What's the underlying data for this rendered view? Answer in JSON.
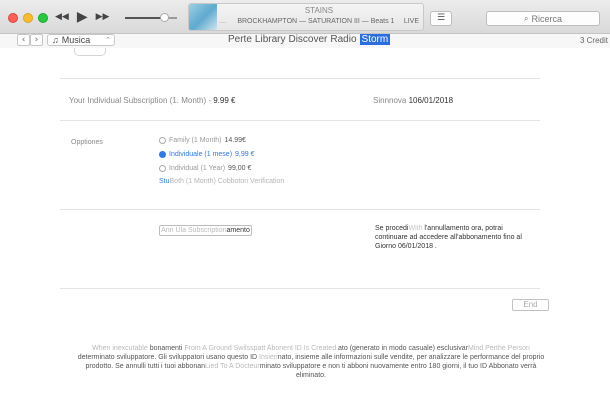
{
  "titlebar": {
    "now_playing_title": "STAINS",
    "now_playing_artist": "BROCKHAMPTON — SATURATION III — Beats 1",
    "now_playing_dots": "....",
    "live_label": "LIVE",
    "volume_level": 0.75,
    "search_placeholder": "Ricerca"
  },
  "navbar": {
    "back_glyph": "‹",
    "forward_glyph": "›",
    "media_label": "Musica",
    "tabs": [
      "Perte",
      "Library",
      "Discover",
      "Radio",
      "Storm"
    ],
    "active_tab_index": 4,
    "credit": "3 Credit"
  },
  "subscription": {
    "label_prefix": "Your Individual Subscription (1. Month) - ",
    "price": "9.99 €",
    "renew_prefix": "Sinnnova ",
    "renew_date": "106/01/2018"
  },
  "options": {
    "label": "Opptiones",
    "items": [
      {
        "label": "Family (1 Month) ",
        "value": "14.99€",
        "selected": false
      },
      {
        "label": "Individuale (1 mese) ",
        "value": "9,99 €",
        "selected": true
      },
      {
        "label": "Individual (1 Year) ",
        "value": "99,00 €",
        "selected": false
      }
    ],
    "link_text": "Stu",
    "link_faded": "Both (1 Month) Cobbotori Verification"
  },
  "cancel": {
    "button_faded": "Ann Ula Subscription",
    "button_text": "amento",
    "notice_line1_a": "Se procedi",
    "notice_line1_faded": "With",
    "notice_line1_b": " l'annullamento ora, potrai",
    "notice_line2": "continuare ad accedere all'abbonamento fino al",
    "notice_line3": "Giorno 06/01/2018 ."
  },
  "end_button": "End",
  "footer": {
    "l1_a": "When inexcutable ",
    "l1_b": "bonamenti ",
    "l1_faded1": "From A Ground Swilsspatt Abonent ID Is Created ",
    "l1_c": "ato (generato in modo casuale) esclusivar",
    "l1_faded2": "Mind Perthe Person",
    "l2_a": "determinato sviluppatore. Gli sviluppatori usano questo ID ",
    "l2_faded": "Insieri",
    "l2_b": "nato, insieme alle informazioni sulle vendite, per analizzare le performance del proprio",
    "l3_a": "prodotto. Se annulli tutti i tuoi abbonan",
    "l3_faded": "Lied To A Docteur",
    "l3_b": "minato sviluppatore e non ti abboni nuovamente entro 180 giorni, il tuo ID Abbonato verrà",
    "l4": "eliminato."
  },
  "colors": {
    "accent": "#2e7ae6",
    "traffic_red": "#fc5f57",
    "traffic_yellow": "#fdbc2e",
    "traffic_green": "#28c840"
  }
}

:: TASK DESCRIPTION ::
From the material given, work out how many lines hold the string "Month"; state that number and nothing further.

:: SOLUTION FOR THIS TASK ::
3